Go through the material and write it all out exactly, minus the pictures.
◇ ◇ ◇ ◇ ◇
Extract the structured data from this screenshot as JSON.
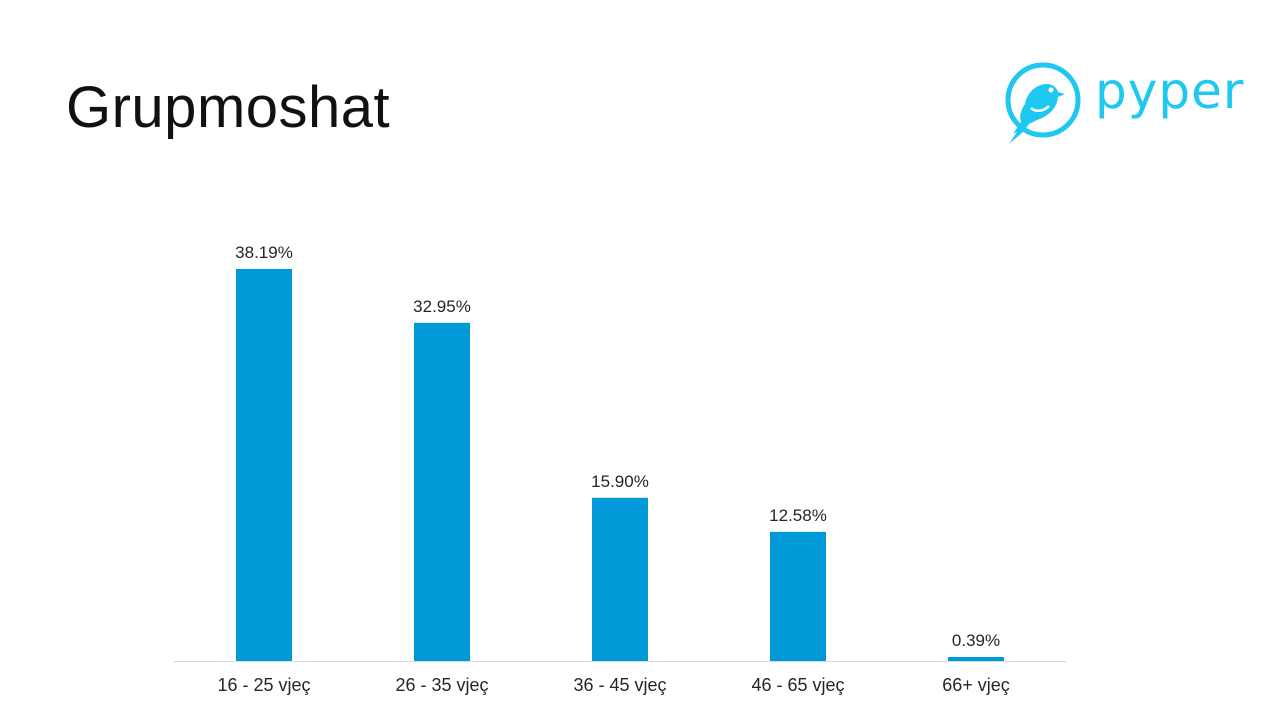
{
  "slide": {
    "title": "Grupmoshat"
  },
  "logo": {
    "text": "pyper",
    "icon": "bird-icon",
    "color": "#1ec8f0"
  },
  "chart_data": {
    "type": "bar",
    "title": "",
    "xlabel": "",
    "ylabel": "",
    "categories": [
      "16 - 25 vjeç",
      "26 - 35 vjeç",
      "36 - 45 vjeç",
      "46 - 65 vjeç",
      "66+ vjeç"
    ],
    "values": [
      38.19,
      32.95,
      15.9,
      12.58,
      0.39
    ],
    "data_labels": [
      "38.19%",
      "32.95%",
      "15.90%",
      "12.58%",
      "0.39%"
    ],
    "ylim": [
      0,
      38.19
    ],
    "bar_color": "#009ad8",
    "axis_color": "#d9d9d9",
    "grid": false,
    "legend": "none"
  }
}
◇ ◇ ◇ ◇ ◇
**Task output:**
Extract the structured data from this screenshot as JSON.
{
  "slide": {
    "title": "Grupmoshat"
  },
  "logo": {
    "text": "pyper",
    "icon": "bird-icon",
    "color": "#1ec8f0"
  },
  "chart_data": {
    "type": "bar",
    "title": "",
    "xlabel": "",
    "ylabel": "",
    "categories": [
      "16 - 25 vjeç",
      "26 - 35 vjeç",
      "36 - 45 vjeç",
      "46 - 65 vjeç",
      "66+ vjeç"
    ],
    "values": [
      38.19,
      32.95,
      15.9,
      12.58,
      0.39
    ],
    "data_labels": [
      "38.19%",
      "32.95%",
      "15.90%",
      "12.58%",
      "0.39%"
    ],
    "ylim": [
      0,
      38.19
    ],
    "bar_color": "#009ad8",
    "axis_color": "#d9d9d9",
    "grid": false,
    "legend": "none"
  }
}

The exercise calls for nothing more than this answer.